## Given exercise:
Print, word for word, the stretch of the records from their first line through the line that contains "candle-body xyxy=(2276,585,2287,591)", including both of those lines.

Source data

§ §

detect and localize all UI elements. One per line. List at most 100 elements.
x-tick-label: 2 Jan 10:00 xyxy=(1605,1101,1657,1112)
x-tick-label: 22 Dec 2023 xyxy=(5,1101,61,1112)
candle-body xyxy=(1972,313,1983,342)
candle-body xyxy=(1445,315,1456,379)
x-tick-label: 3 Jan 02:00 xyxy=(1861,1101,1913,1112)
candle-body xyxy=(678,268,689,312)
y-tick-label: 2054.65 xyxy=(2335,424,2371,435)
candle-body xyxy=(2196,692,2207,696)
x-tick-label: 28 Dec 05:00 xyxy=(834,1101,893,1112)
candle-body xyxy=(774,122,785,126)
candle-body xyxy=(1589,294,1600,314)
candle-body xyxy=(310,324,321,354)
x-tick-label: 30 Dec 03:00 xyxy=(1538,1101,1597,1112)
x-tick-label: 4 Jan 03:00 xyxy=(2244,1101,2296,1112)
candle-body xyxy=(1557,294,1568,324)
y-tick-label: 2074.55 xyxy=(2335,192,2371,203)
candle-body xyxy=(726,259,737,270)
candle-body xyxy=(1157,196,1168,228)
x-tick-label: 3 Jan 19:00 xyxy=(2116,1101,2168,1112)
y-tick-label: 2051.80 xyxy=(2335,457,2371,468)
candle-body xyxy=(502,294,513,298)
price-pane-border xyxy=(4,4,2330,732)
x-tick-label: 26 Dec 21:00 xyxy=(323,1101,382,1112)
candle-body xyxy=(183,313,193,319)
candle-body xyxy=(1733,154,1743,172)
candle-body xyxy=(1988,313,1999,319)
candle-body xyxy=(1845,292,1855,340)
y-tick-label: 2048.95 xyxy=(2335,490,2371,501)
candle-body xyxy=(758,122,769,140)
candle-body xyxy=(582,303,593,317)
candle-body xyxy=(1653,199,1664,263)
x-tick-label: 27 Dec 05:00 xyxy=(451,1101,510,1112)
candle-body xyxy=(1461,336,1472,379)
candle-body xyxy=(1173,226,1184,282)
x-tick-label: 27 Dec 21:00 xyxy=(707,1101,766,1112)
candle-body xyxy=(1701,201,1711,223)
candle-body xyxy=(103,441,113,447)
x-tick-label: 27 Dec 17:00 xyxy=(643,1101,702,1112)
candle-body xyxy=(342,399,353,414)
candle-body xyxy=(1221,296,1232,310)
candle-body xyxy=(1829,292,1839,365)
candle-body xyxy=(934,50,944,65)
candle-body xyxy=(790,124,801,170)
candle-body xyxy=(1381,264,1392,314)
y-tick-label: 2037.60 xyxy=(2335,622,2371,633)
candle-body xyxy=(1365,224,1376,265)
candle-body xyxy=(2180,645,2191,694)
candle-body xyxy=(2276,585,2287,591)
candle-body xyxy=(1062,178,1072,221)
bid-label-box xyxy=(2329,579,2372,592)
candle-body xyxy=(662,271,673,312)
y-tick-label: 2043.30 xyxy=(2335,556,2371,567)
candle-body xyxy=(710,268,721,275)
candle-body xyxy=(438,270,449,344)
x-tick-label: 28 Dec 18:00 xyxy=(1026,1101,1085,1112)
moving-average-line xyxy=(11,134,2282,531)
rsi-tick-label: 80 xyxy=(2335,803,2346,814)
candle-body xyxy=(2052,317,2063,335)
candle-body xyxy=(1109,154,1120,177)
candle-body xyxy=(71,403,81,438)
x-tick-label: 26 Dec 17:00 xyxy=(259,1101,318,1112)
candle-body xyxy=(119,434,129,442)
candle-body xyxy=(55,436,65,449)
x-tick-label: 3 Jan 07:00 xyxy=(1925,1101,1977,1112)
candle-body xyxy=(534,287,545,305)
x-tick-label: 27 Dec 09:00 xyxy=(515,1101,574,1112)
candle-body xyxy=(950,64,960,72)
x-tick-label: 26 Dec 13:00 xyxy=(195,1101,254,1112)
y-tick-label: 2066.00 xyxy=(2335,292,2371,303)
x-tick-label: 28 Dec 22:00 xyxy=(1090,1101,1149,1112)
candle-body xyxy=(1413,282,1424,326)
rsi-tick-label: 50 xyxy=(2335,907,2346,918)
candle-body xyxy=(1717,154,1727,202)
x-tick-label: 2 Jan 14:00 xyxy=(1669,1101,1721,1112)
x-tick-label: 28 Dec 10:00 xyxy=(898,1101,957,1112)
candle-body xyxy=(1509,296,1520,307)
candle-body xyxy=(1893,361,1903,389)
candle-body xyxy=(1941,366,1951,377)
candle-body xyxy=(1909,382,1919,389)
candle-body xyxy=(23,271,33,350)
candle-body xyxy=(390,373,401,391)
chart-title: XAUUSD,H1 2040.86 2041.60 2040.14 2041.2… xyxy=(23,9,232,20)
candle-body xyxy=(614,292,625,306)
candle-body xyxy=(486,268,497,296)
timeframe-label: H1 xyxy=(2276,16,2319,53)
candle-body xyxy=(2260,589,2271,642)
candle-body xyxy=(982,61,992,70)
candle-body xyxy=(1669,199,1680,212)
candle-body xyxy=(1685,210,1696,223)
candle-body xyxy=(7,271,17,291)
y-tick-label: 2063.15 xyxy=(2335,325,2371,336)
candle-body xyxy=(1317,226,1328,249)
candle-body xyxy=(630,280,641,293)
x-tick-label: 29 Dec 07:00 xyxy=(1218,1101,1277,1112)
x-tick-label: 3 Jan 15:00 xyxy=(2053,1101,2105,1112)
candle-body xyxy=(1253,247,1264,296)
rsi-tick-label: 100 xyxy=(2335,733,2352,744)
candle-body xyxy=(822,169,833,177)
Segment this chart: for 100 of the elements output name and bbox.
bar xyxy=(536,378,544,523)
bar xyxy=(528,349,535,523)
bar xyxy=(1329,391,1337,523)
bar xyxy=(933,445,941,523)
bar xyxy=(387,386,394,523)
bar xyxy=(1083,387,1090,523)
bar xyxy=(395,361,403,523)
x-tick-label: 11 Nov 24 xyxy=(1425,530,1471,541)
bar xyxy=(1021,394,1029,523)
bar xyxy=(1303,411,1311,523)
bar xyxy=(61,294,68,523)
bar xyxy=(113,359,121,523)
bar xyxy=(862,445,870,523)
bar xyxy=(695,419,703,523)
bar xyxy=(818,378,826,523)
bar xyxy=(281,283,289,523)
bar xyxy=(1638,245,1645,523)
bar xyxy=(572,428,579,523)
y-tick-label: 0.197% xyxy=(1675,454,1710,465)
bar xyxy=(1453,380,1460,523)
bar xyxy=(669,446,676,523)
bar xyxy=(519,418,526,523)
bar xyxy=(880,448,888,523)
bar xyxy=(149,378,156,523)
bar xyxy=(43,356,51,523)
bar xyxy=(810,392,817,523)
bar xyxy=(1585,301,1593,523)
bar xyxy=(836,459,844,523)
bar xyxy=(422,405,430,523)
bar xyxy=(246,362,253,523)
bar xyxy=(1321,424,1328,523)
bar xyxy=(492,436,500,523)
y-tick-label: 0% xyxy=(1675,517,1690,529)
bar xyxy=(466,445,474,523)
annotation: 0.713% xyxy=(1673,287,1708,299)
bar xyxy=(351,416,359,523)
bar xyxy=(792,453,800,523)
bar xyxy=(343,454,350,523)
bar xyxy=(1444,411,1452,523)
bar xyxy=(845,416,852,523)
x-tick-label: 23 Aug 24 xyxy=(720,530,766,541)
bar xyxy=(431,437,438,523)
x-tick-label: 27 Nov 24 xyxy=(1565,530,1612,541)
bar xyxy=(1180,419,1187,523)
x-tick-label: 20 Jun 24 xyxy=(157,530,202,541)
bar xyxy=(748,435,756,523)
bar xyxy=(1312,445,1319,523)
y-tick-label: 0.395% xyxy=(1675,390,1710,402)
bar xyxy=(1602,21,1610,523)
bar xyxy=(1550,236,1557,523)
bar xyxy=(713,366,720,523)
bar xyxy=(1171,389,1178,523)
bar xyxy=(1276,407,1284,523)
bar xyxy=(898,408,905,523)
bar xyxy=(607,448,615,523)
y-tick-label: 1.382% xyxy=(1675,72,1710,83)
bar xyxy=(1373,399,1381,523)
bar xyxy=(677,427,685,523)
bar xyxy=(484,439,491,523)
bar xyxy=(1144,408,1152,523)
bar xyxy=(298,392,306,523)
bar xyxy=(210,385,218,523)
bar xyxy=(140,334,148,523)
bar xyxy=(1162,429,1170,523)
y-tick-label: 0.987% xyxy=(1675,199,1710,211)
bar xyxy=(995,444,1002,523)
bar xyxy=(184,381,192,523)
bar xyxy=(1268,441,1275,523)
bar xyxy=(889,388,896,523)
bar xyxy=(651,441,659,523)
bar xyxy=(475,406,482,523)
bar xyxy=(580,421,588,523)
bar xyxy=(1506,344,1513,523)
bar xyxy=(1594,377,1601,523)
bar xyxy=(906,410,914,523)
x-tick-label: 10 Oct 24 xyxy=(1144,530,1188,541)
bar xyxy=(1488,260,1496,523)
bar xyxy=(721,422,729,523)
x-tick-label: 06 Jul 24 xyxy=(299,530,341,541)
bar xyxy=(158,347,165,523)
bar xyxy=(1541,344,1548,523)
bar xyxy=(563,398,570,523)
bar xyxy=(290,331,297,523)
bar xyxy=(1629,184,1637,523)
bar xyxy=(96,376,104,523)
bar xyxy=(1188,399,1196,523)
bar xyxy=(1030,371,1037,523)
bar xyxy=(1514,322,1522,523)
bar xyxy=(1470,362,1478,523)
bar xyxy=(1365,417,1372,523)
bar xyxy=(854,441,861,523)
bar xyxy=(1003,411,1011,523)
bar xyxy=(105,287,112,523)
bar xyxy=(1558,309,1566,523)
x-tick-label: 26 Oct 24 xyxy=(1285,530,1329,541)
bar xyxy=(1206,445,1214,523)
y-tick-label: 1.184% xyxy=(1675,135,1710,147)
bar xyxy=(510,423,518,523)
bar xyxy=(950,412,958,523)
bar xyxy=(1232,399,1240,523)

§ §

## Task output:
detect and localize all UI elements. One per line. List at most 100 elements.
x-tick-label: 2 Jan 10:00 xyxy=(1605,1101,1657,1112)
x-tick-label: 22 Dec 2023 xyxy=(5,1101,61,1112)
candle-body xyxy=(1972,313,1983,342)
candle-body xyxy=(1445,315,1456,379)
x-tick-label: 3 Jan 02:00 xyxy=(1861,1101,1913,1112)
candle-body xyxy=(678,268,689,312)
y-tick-label: 2054.65 xyxy=(2335,424,2371,435)
candle-body xyxy=(2196,692,2207,696)
x-tick-label: 28 Dec 05:00 xyxy=(834,1101,893,1112)
candle-body xyxy=(774,122,785,126)
candle-body xyxy=(1589,294,1600,314)
candle-body xyxy=(310,324,321,354)
x-tick-label: 30 Dec 03:00 xyxy=(1538,1101,1597,1112)
x-tick-label: 4 Jan 03:00 xyxy=(2244,1101,2296,1112)
candle-body xyxy=(1557,294,1568,324)
y-tick-label: 2074.55 xyxy=(2335,192,2371,203)
candle-body xyxy=(726,259,737,270)
candle-body xyxy=(1157,196,1168,228)
x-tick-label: 3 Jan 19:00 xyxy=(2116,1101,2168,1112)
y-tick-label: 2051.80 xyxy=(2335,457,2371,468)
candle-body xyxy=(502,294,513,298)
price-pane-border xyxy=(4,4,2330,732)
x-tick-label: 26 Dec 21:00 xyxy=(323,1101,382,1112)
candle-body xyxy=(183,313,193,319)
candle-body xyxy=(1733,154,1743,172)
candle-body xyxy=(1988,313,1999,319)
candle-body xyxy=(1845,292,1855,340)
y-tick-label: 2048.95 xyxy=(2335,490,2371,501)
candle-body xyxy=(758,122,769,140)
candle-body xyxy=(582,303,593,317)
candle-body xyxy=(1653,199,1664,263)
x-tick-label: 27 Dec 05:00 xyxy=(451,1101,510,1112)
candle-body xyxy=(1461,336,1472,379)
candle-body xyxy=(1173,226,1184,282)
x-tick-label: 27 Dec 21:00 xyxy=(707,1101,766,1112)
candle-body xyxy=(1701,201,1711,223)
candle-body xyxy=(103,441,113,447)
x-tick-label: 27 Dec 17:00 xyxy=(643,1101,702,1112)
candle-body xyxy=(342,399,353,414)
candle-body xyxy=(1221,296,1232,310)
candle-body xyxy=(1829,292,1839,365)
candle-body xyxy=(934,50,944,65)
candle-body xyxy=(790,124,801,170)
candle-body xyxy=(1381,264,1392,314)
y-tick-label: 2037.60 xyxy=(2335,622,2371,633)
candle-body xyxy=(1365,224,1376,265)
candle-body xyxy=(2180,645,2191,694)
candle-body xyxy=(2276,585,2287,591)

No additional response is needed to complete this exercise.